* **REQUIREMENT 1**
List the features that, according to the email on value type hash codes, early versions of Java needed javac to weave fancy and opaque bytecodes for.
* **REQUIREMENT 2**
Write the next part of the email on value type hash codes, continuing after its last sentence.

* **TEXT SEGMENT**

Value type hash code
john.r.rose at oracle.com
Wed Apr 11 20:59:00 UTC 2018
On Apr 11, 2018, at 9:40 AM, Dan Smith <daniel.smith at oracle.com> wrote:
> This is a reasonable language design, but I don't think the JVM should hard-wire that behavior. The compiler can generate the equals/hashCode methods it wants, and my thinking is that when the compiler fails to do so, the JVM's default (that is, the behavior of Object.equals and Object.hashCode if not overridden) should be conservative.
(As usual we are confusing ourselves by having simultaneous but distinct
discussions about what the JVM should do and what the language should do.)
What Dan is saying here is what the JVM should do if presented with a naked
value class, with no contents beyond what the verifier requires. Not even Java
1.0 had completely naked classes, since javac would often spin up synthetic
methods like <init> and <clinit>.
What others are saying is that the language should make the default be
something such as deepEquals or maybe substitutable or even "user
responsibility" (a la abstract inherited methods).
And I'm also saying that BSMs allow the relevant choices to be flipped easily
and declaratively, unlike in early versions of Java, which required javac
to weave fancy (and opaque) bytecodes for fancy stuff like string append,
class literals, or inner classes.
But, to turn back to the JVM responsibility: It seems like the most conservative
thing to do would implementing a value-oriented substitutability test, which
appropriately mirrors (for values) the substitutability test of references, which
is acmp/op==. Then, for better or worse, the contract of Object.equals (and
thus Object.hashCode) would be always a substitutability check. Mostly
worse, since we are more comfortable these days requiring well-dressed
classes to have suitable equals/hashCode methods.
Or we could choose to break symmetry between references and values
in the case of Object.equals, at the JVM level. I think the cost of this would
be low, though the esthetics would be very poor.

[Page layout parsing data]
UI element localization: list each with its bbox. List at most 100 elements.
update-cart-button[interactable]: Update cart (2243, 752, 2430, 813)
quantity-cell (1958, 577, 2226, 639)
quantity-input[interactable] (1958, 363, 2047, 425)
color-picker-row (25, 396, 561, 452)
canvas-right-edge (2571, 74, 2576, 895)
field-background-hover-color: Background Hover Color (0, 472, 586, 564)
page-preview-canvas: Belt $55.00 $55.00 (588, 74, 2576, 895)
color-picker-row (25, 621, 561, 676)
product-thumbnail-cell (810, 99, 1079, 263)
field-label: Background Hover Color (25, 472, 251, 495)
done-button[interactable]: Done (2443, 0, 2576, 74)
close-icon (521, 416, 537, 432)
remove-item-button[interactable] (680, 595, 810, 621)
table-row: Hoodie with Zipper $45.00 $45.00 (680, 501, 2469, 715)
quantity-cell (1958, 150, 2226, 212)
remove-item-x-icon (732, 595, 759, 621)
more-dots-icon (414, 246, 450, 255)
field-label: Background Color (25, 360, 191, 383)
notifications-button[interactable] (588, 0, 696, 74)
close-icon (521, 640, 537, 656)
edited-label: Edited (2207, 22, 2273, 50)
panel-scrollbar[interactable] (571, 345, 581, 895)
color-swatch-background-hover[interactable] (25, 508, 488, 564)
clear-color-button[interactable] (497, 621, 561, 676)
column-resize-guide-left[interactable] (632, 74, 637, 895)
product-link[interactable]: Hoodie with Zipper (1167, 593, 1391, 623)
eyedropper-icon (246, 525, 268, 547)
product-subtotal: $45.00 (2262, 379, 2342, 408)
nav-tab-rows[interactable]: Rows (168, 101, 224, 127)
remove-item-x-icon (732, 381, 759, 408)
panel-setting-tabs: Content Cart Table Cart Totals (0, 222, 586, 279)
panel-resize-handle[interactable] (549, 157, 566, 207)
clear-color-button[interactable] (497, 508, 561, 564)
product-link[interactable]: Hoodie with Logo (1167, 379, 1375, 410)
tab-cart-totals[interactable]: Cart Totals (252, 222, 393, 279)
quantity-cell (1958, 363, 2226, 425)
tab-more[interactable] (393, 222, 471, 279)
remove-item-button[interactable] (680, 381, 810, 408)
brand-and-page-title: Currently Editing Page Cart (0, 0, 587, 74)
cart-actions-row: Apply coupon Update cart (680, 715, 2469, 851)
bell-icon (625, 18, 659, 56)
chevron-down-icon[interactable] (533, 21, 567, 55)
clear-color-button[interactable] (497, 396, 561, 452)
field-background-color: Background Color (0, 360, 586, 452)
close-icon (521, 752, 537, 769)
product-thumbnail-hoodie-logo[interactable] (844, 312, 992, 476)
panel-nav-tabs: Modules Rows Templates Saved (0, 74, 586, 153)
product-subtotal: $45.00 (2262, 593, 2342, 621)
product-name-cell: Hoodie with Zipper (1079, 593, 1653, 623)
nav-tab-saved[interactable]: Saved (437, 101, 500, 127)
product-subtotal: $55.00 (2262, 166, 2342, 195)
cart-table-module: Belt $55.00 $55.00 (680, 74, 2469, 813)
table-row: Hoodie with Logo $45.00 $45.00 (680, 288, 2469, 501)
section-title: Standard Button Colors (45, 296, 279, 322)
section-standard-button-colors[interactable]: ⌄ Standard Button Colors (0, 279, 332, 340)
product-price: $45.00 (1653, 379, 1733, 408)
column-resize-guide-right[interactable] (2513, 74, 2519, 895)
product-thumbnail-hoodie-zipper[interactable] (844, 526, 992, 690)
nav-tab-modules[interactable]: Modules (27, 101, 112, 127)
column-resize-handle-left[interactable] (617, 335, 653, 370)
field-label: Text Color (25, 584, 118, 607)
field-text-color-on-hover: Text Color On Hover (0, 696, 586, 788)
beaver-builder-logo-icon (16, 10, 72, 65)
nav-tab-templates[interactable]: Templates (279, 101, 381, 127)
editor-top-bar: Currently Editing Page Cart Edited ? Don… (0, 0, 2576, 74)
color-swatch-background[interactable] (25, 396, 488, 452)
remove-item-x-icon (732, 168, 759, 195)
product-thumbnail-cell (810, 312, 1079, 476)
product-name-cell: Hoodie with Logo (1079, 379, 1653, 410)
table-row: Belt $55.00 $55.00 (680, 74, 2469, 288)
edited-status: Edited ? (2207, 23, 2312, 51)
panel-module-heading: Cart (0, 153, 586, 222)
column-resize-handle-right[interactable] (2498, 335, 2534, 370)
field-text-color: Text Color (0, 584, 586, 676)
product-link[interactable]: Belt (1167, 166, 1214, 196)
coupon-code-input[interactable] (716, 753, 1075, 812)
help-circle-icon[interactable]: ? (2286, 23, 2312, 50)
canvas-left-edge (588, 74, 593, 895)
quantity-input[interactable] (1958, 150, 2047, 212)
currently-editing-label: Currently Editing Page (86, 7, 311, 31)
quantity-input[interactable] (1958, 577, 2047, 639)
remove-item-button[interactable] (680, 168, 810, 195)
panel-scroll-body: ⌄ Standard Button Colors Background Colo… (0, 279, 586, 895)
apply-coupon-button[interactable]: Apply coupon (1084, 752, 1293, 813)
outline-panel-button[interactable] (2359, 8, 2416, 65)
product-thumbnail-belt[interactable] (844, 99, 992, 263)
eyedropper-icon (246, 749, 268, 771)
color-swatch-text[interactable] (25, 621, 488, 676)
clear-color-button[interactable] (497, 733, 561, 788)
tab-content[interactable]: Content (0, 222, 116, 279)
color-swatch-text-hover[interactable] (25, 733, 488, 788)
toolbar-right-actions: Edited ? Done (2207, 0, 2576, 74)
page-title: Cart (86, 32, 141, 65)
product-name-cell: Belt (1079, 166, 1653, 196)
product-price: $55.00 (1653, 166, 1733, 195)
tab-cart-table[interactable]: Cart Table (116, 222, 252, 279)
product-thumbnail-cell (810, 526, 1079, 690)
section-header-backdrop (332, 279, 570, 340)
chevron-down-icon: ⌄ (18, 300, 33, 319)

* **RESULT 1**
string append
class literals
inner classes

* **RESULT 2**
Third option: Keep symmetry on Object.equals, and define a new supertype
interface Equable (or some such) whose semantics would override the
substitutability check of Object.equals, replacing them with deepEquals.
Then declare that standard value types implement Equable as well as Object
(but allow the JVM to accept naked value types without Equable). Extend
the benefits of Equable to reference types also, of course.
This third option would seem to require the ability for default methods in
Equable to override Object methods, which would be a difficult new thing.
IMO it would be a not-unreasonable cost to pay, to avoid having to hard-wire
either kind of equality (substitutability or deep equality) into the JVM or require
boilerplate everywhere the hard-wired option was wrong. But, probably,
default methods aren't the right way to think about this.
Which brings us back to the "mindy" idea: The things implemented by
Equable (in the above scenario) wouldn't be today's default methods,
but rather some sort of inheritable BSM declaration, which would be
expanded separately in each concrete class that implements the
interface. I know how this would work in the JVM but I have not the
faintest idea what it would look like at the language level; maybe at
first it would be a hardwired Magick in that particular type, Equable.
Eventually along with template classes we might have template methods,
and then the language-level design would become clearer.